§ Entries shown
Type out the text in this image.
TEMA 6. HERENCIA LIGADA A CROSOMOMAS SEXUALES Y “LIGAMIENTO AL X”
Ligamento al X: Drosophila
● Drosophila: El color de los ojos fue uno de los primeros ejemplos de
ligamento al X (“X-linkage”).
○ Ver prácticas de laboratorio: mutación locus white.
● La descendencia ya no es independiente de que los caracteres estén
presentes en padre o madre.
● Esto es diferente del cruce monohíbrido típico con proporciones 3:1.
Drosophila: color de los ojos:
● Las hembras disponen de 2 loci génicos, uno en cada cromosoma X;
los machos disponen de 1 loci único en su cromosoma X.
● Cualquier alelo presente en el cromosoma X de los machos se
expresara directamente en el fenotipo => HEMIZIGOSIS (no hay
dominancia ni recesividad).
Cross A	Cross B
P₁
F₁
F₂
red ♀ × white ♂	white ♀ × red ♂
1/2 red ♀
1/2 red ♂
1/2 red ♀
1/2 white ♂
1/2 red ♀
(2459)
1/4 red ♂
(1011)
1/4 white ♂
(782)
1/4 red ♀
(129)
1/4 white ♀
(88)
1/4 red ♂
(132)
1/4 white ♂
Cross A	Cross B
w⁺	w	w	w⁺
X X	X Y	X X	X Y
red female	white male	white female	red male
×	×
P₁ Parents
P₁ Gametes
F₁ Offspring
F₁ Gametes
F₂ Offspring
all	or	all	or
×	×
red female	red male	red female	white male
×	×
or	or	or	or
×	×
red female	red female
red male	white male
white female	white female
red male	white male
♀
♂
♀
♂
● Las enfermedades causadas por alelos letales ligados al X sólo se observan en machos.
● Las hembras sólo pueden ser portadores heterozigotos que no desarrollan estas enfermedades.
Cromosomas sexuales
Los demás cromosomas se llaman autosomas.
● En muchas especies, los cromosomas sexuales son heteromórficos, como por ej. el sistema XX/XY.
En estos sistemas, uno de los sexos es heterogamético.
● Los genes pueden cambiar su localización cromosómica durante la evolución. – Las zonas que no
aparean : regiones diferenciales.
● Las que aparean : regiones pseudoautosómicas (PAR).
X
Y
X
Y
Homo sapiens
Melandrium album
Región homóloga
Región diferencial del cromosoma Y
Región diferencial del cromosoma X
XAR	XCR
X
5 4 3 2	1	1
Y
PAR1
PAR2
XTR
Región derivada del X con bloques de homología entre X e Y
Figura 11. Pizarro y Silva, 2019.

* * *

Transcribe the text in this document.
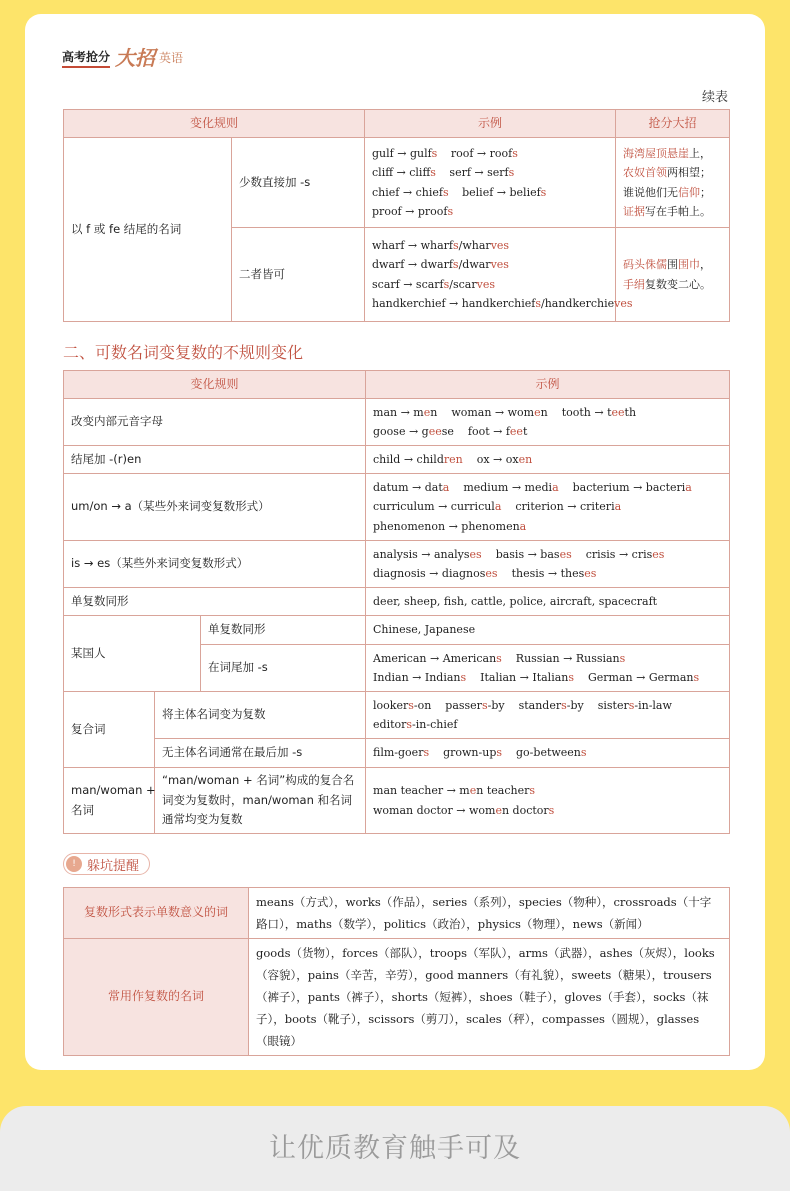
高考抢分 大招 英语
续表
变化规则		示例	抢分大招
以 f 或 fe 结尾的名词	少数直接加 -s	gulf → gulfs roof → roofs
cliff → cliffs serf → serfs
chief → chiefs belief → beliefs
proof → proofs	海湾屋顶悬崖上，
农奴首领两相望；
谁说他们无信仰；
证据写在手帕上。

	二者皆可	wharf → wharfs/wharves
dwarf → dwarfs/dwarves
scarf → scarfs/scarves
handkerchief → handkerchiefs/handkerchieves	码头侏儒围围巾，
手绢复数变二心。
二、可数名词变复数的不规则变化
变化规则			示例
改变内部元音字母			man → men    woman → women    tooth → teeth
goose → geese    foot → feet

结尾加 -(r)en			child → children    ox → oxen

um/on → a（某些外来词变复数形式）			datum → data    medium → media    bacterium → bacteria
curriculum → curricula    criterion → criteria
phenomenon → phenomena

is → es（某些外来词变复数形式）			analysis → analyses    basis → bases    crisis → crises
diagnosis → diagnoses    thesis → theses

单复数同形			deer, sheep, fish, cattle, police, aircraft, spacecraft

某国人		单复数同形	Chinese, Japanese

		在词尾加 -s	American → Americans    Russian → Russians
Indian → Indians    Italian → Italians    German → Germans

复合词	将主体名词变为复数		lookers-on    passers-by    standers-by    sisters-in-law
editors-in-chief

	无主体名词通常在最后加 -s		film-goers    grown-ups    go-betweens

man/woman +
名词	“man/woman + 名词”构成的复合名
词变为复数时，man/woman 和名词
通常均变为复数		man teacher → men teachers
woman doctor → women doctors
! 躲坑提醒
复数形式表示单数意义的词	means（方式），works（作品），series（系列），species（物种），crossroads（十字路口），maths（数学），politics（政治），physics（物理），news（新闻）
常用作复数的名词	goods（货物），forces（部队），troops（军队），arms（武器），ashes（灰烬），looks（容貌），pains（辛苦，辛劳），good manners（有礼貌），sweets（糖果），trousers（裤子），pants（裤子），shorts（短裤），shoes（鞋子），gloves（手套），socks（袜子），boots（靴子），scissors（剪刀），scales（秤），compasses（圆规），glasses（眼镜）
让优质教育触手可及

--

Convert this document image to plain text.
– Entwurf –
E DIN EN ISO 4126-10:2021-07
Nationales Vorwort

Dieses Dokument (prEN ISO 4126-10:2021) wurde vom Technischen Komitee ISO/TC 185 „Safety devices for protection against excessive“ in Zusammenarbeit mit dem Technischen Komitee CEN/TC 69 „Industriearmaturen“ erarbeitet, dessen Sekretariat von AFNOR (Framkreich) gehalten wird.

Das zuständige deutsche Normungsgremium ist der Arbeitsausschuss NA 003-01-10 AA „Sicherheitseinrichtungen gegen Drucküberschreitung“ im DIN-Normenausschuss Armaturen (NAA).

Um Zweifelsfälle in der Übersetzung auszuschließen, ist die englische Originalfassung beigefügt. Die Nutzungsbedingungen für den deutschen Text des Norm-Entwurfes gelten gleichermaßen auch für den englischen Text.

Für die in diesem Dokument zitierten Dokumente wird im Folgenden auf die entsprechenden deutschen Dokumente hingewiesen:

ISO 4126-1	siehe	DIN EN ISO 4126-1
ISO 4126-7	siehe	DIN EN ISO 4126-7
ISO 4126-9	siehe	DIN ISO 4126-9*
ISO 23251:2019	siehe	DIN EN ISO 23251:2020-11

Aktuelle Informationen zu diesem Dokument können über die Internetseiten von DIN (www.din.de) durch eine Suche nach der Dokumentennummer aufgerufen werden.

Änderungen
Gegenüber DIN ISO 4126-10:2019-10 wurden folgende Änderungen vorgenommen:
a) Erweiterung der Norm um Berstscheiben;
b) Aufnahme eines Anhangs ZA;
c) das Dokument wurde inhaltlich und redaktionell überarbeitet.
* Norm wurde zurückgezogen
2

§ Directions for this task
Gather every line from the entries above where the word "pueden" appears, and copy them.

§ Solution to the problem
● Las hembras sólo pueden ser portadores heterozigotos que no desarrollan estas enfermedades.
● Los genes pueden cambiar su localización cromosómica durante la evolución. – Las zonas que no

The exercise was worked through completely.